◆ **Set task**:
Output all records precisely as written.

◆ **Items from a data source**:

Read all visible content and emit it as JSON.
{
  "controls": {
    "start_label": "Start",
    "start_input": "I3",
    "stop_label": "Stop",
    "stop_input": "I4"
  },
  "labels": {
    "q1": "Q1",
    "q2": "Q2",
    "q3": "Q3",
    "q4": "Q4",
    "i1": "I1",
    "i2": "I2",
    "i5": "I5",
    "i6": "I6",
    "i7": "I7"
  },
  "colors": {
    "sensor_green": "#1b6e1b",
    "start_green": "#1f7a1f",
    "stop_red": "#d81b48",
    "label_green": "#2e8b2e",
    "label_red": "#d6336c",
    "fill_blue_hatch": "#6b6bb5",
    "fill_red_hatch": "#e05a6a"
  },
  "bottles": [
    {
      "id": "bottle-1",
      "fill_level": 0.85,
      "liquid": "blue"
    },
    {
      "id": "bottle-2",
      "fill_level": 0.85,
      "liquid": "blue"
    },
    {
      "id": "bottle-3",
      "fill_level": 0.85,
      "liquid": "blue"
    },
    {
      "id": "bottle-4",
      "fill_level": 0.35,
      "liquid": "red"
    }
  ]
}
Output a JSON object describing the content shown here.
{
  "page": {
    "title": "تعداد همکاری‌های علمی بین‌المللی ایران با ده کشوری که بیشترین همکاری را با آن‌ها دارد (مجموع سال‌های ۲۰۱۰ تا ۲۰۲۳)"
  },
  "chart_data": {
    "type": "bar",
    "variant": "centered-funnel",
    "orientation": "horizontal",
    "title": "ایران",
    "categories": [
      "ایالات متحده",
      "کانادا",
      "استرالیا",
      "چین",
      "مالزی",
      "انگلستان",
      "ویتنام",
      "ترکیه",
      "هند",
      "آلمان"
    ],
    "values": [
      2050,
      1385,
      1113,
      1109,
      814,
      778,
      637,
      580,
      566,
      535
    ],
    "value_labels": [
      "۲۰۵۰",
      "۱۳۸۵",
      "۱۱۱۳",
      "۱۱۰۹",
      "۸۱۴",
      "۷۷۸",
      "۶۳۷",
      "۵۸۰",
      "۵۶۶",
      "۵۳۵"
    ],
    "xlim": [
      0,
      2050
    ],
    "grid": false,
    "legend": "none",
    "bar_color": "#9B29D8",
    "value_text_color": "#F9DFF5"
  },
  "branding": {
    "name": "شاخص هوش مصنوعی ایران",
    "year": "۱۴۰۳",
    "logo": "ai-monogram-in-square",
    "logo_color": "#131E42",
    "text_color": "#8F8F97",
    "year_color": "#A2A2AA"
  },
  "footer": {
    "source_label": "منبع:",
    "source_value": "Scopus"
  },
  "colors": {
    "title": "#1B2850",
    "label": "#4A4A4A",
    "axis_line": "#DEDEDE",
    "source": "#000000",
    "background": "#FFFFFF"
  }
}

◆ **Task result**:
Read all visible content and emit it as JSON.
{
  "controls": {
    "start_label": "Start",
    "start_input": "I3",
    "stop_label": "Stop",
    "stop_input": "I4"
  },
  "labels": {
    "q1": "Q1",
    "q2": "Q2",
    "q3": "Q3",
    "q4": "Q4",
    "i1": "I1",
    "i2": "I2",
    "i5": "I5",
    "i6": "I6",
    "i7": "I7"
  },
  "colors": {
    "sensor_green": "#1b6e1b",
    "start_green": "#1f7a1f",
    "stop_red": "#d81b48",
    "label_green": "#2e8b2e",
    "label_red": "#d6336c",
    "fill_blue_hatch": "#6b6bb5",
    "fill_red_hatch": "#e05a6a"
  },
  "bottles": [
    {
      "id": "bottle-1",
      "fill_level": 0.85,
      "liquid": "blue"
    },
    {
      "id": "bottle-2",
      "fill_level": 0.85,
      "liquid": "blue"
    },
    {
      "id": "bottle-3",
      "fill_level": 0.85,
      "liquid": "blue"
    },
    {
      "id": "bottle-4",
      "fill_level": 0.35,
      "liquid": "red"
    }
  ]
}
Output a JSON object describing the content shown here.
{
  "page": {
    "title": "تعداد همکاری‌های علمی بین‌المللی ایران با ده کشوری که بیشترین همکاری را با آن‌ها دارد (مجموع سال‌های ۲۰۱۰ تا ۲۰۲۳)"
  },
  "chart_data": {
    "type": "bar",
    "variant": "centered-funnel",
    "orientation": "horizontal",
    "title": "ایران",
    "categories": [
      "ایالات متحده",
      "کانادا",
      "استرالیا",
      "چین",
      "مالزی",
      "انگلستان",
      "ویتنام",
      "ترکیه",
      "هند",
      "آلمان"
    ],
    "values": [
      2050,
      1385,
      1113,
      1109,
      814,
      778,
      637,
      580,
      566,
      535
    ],
    "value_labels": [
      "۲۰۵۰",
      "۱۳۸۵",
      "۱۱۱۳",
      "۱۱۰۹",
      "۸۱۴",
      "۷۷۸",
      "۶۳۷",
      "۵۸۰",
      "۵۶۶",
      "۵۳۵"
    ],
    "xlim": [
      0,
      2050
    ],
    "grid": false,
    "legend": "none",
    "bar_color": "#9B29D8",
    "value_text_color": "#F9DFF5"
  },
  "branding": {
    "name": "شاخص هوش مصنوعی ایران",
    "year": "۱۴۰۳",
    "logo": "ai-monogram-in-square",
    "logo_color": "#131E42",
    "text_color": "#8F8F97",
    "year_color": "#A2A2AA"
  },
  "footer": {
    "source_label": "منبع:",
    "source_value": "Scopus"
  },
  "colors": {
    "title": "#1B2850",
    "label": "#4A4A4A",
    "axis_line": "#DEDEDE",
    "source": "#000000",
    "background": "#FFFFFF"
  }
}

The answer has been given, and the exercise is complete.